— Start of Supplied data —

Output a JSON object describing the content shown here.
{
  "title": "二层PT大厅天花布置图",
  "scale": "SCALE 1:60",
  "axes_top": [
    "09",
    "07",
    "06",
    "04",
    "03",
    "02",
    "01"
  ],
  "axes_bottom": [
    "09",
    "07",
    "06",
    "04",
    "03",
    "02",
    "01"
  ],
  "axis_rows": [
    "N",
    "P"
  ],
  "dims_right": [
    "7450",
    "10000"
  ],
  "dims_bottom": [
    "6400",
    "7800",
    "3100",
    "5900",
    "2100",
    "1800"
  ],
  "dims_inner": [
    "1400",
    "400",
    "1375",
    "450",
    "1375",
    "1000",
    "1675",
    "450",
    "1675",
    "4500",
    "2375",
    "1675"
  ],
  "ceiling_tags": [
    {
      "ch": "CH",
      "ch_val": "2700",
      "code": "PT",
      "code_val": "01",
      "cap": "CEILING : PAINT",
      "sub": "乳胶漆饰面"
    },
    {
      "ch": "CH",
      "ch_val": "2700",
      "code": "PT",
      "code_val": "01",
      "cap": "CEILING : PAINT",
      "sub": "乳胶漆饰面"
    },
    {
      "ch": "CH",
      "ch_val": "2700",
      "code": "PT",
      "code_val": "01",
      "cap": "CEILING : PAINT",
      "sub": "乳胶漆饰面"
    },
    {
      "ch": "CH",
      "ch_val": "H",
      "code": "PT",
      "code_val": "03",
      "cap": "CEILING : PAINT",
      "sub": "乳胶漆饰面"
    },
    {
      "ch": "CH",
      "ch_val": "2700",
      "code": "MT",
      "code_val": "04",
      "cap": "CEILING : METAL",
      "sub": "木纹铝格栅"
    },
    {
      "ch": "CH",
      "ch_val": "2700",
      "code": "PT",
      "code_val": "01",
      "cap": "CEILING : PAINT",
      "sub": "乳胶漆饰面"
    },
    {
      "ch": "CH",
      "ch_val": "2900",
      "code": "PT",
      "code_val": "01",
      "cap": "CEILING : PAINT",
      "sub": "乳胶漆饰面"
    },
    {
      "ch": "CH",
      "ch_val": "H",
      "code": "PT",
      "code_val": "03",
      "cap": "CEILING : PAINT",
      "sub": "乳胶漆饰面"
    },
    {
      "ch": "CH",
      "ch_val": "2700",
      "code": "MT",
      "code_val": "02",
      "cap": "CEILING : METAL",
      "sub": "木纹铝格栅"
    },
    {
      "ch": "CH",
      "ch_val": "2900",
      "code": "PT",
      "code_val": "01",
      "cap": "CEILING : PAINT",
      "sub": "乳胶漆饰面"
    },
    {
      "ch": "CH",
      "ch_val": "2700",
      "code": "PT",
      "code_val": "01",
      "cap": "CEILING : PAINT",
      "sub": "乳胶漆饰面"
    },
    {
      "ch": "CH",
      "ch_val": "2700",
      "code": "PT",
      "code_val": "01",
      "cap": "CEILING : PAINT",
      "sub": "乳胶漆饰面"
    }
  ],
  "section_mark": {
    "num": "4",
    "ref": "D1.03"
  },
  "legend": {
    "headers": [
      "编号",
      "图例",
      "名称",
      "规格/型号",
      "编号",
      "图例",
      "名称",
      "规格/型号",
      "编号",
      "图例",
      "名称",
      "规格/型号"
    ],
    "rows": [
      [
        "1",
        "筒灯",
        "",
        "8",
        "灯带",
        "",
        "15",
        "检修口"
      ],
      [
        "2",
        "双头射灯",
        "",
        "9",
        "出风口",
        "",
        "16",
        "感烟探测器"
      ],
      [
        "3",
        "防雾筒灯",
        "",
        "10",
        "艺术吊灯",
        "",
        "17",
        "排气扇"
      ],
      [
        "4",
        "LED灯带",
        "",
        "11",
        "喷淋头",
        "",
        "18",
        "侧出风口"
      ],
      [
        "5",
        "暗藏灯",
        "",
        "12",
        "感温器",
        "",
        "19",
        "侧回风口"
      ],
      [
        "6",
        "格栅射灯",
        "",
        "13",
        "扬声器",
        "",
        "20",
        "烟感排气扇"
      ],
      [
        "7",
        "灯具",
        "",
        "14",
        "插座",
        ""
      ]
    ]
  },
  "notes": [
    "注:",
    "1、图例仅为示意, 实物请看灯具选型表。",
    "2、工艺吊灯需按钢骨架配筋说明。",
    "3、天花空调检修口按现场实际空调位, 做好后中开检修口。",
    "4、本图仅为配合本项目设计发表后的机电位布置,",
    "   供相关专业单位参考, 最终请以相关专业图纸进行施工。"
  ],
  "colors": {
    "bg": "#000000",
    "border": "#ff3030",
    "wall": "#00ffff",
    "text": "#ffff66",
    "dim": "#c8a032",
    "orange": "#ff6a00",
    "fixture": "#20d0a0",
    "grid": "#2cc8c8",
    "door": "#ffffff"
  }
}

— End of Supplied data —

* **What you should do**: Repeat each record exactly, leaving nothing out.

* **Response below**:
Output a JSON object describing the content shown here.
{
  "title": "二层PT大厅天花布置图",
  "scale": "SCALE 1:60",
  "axes_top": [
    "09",
    "07",
    "06",
    "04",
    "03",
    "02",
    "01"
  ],
  "axes_bottom": [
    "09",
    "07",
    "06",
    "04",
    "03",
    "02",
    "01"
  ],
  "axis_rows": [
    "N",
    "P"
  ],
  "dims_right": [
    "7450",
    "10000"
  ],
  "dims_bottom": [
    "6400",
    "7800",
    "3100",
    "5900",
    "2100",
    "1800"
  ],
  "dims_inner": [
    "1400",
    "400",
    "1375",
    "450",
    "1375",
    "1000",
    "1675",
    "450",
    "1675",
    "4500",
    "2375",
    "1675"
  ],
  "ceiling_tags": [
    {
      "ch": "CH",
      "ch_val": "2700",
      "code": "PT",
      "code_val": "01",
      "cap": "CEILING : PAINT",
      "sub": "乳胶漆饰面"
    },
    {
      "ch": "CH",
      "ch_val": "2700",
      "code": "PT",
      "code_val": "01",
      "cap": "CEILING : PAINT",
      "sub": "乳胶漆饰面"
    },
    {
      "ch": "CH",
      "ch_val": "2700",
      "code": "PT",
      "code_val": "01",
      "cap": "CEILING : PAINT",
      "sub": "乳胶漆饰面"
    },
    {
      "ch": "CH",
      "ch_val": "H",
      "code": "PT",
      "code_val": "03",
      "cap": "CEILING : PAINT",
      "sub": "乳胶漆饰面"
    },
    {
      "ch": "CH",
      "ch_val": "2700",
      "code": "MT",
      "code_val": "04",
      "cap": "CEILING : METAL",
      "sub": "木纹铝格栅"
    },
    {
      "ch": "CH",
      "ch_val": "2700",
      "code": "PT",
      "code_val": "01",
      "cap": "CEILING : PAINT",
      "sub": "乳胶漆饰面"
    },
    {
      "ch": "CH",
      "ch_val": "2900",
      "code": "PT",
      "code_val": "01",
      "cap": "CEILING : PAINT",
      "sub": "乳胶漆饰面"
    },
    {
      "ch": "CH",
      "ch_val": "H",
      "code": "PT",
      "code_val": "03",
      "cap": "CEILING : PAINT",
      "sub": "乳胶漆饰面"
    },
    {
      "ch": "CH",
      "ch_val": "2700",
      "code": "MT",
      "code_val": "02",
      "cap": "CEILING : METAL",
      "sub": "木纹铝格栅"
    },
    {
      "ch": "CH",
      "ch_val": "2900",
      "code": "PT",
      "code_val": "01",
      "cap": "CEILING : PAINT",
      "sub": "乳胶漆饰面"
    },
    {
      "ch": "CH",
      "ch_val": "2700",
      "code": "PT",
      "code_val": "01",
      "cap": "CEILING : PAINT",
      "sub": "乳胶漆饰面"
    },
    {
      "ch": "CH",
      "ch_val": "2700",
      "code": "PT",
      "code_val": "01",
      "cap": "CEILING : PAINT",
      "sub": "乳胶漆饰面"
    }
  ],
  "section_mark": {
    "num": "4",
    "ref": "D1.03"
  },
  "legend": {
    "headers": [
      "编号",
      "图例",
      "名称",
      "规格/型号",
      "编号",
      "图例",
      "名称",
      "规格/型号",
      "编号",
      "图例",
      "名称",
      "规格/型号"
    ],
    "rows": [
      [
        "1",
        "筒灯",
        "",
        "8",
        "灯带",
        "",
        "15",
        "检修口"
      ],
      [
        "2",
        "双头射灯",
        "",
        "9",
        "出风口",
        "",
        "16",
        "感烟探测器"
      ],
      [
        "3",
        "防雾筒灯",
        "",
        "10",
        "艺术吊灯",
        "",
        "17",
        "排气扇"
      ],
      [
        "4",
        "LED灯带",
        "",
        "11",
        "喷淋头",
        "",
        "18",
        "侧出风口"
      ],
      [
        "5",
        "暗藏灯",
        "",
        "12",
        "感温器",
        "",
        "19",
        "侧回风口"
      ],
      [
        "6",
        "格栅射灯",
        "",
        "13",
        "扬声器",
        "",
        "20",
        "烟感排气扇"
      ],
      [
        "7",
        "灯具",
        "",
        "14",
        "插座",
        ""
      ]
    ]
  },
  "notes": [
    "注:",
    "1、图例仅为示意, 实物请看灯具选型表。",
    "2、工艺吊灯需按钢骨架配筋说明。",
    "3、天花空调检修口按现场实际空调位, 做好后中开检修口。",
    "4、本图仅为配合本项目设计发表后的机电位布置,",
    "   供相关专业单位参考, 最终请以相关专业图纸进行施工。"
  ],
  "colors": {
    "bg": "#000000",
    "border": "#ff3030",
    "wall": "#00ffff",
    "text": "#ffff66",
    "dim": "#c8a032",
    "orange": "#ff6a00",
    "fixture": "#20d0a0",
    "grid": "#2cc8c8",
    "door": "#ffffff"
  }
}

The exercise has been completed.